Pick out all lines in the listing holding the string "plain" and copy them.

┄┄┄┄┄┄┄┄┄┄┄┄┄┄┄┄┄┄┄┄

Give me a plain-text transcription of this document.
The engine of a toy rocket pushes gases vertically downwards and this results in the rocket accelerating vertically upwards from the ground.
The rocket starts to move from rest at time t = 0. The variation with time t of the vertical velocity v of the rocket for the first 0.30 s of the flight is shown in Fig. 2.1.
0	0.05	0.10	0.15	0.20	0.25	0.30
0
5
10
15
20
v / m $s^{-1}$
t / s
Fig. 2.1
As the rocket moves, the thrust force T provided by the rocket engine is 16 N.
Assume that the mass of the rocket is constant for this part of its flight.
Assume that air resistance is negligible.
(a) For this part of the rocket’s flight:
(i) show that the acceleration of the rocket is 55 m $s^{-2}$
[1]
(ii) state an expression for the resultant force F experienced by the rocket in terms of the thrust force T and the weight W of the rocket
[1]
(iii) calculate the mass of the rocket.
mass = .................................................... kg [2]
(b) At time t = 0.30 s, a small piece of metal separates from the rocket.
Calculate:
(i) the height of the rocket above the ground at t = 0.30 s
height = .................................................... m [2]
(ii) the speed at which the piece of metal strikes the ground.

┄┄┄┄┄┄┄┄┄┄┄┄┄┄┄┄┄┄┄┄

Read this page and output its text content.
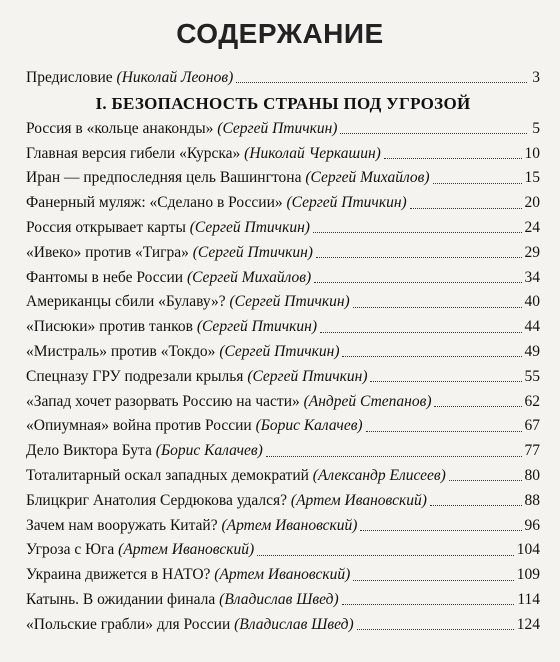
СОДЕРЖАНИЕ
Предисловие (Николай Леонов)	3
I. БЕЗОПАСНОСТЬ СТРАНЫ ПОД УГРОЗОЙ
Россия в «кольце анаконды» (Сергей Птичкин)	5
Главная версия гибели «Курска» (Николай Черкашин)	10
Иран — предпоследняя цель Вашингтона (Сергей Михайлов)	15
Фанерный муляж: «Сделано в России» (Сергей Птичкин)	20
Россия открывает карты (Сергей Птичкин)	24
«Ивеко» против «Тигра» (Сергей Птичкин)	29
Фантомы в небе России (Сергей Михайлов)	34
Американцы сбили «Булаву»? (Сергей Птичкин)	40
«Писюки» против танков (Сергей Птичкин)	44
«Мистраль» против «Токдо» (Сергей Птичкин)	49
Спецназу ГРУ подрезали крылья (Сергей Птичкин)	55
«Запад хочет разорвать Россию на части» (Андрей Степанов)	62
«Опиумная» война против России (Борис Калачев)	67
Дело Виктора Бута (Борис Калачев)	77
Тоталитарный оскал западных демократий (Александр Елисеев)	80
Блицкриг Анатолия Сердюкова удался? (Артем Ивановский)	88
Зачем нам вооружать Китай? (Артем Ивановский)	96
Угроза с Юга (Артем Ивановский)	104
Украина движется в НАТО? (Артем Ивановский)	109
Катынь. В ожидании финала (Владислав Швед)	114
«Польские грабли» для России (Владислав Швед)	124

┄┄┄┄┄┄┄┄┄┄┄┄┄┄┄┄┄┄┄┄

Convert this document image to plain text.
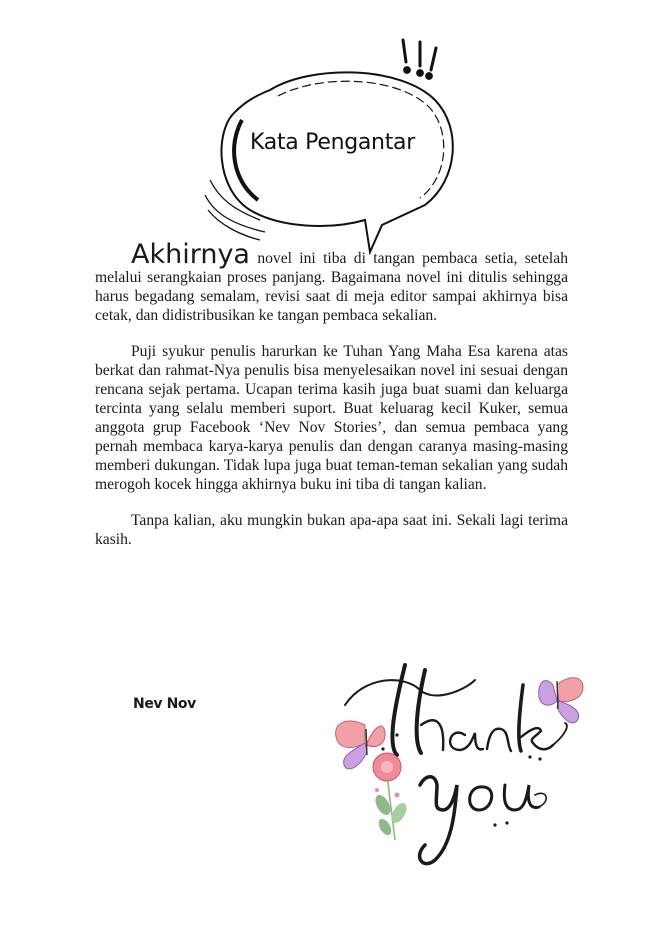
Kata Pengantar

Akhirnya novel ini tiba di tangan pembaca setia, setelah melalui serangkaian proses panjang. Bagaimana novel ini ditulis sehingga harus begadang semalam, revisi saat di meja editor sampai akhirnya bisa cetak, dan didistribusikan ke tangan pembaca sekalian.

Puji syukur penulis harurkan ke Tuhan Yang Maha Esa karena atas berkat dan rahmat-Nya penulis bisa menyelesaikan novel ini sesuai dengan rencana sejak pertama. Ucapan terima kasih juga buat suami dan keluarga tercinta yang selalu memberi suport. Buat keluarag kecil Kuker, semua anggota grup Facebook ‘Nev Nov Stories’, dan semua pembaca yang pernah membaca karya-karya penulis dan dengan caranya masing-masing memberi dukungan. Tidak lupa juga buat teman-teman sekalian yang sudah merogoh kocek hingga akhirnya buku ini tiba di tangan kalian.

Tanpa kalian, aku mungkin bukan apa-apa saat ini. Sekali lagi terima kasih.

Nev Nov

┄┄┄┄┄┄┄┄┄┄┄┄┄┄┄┄┄┄┄┄

• [Solution for this exercise]:
Give me a plain-text transcription of this document.
Convert this document image to plain text.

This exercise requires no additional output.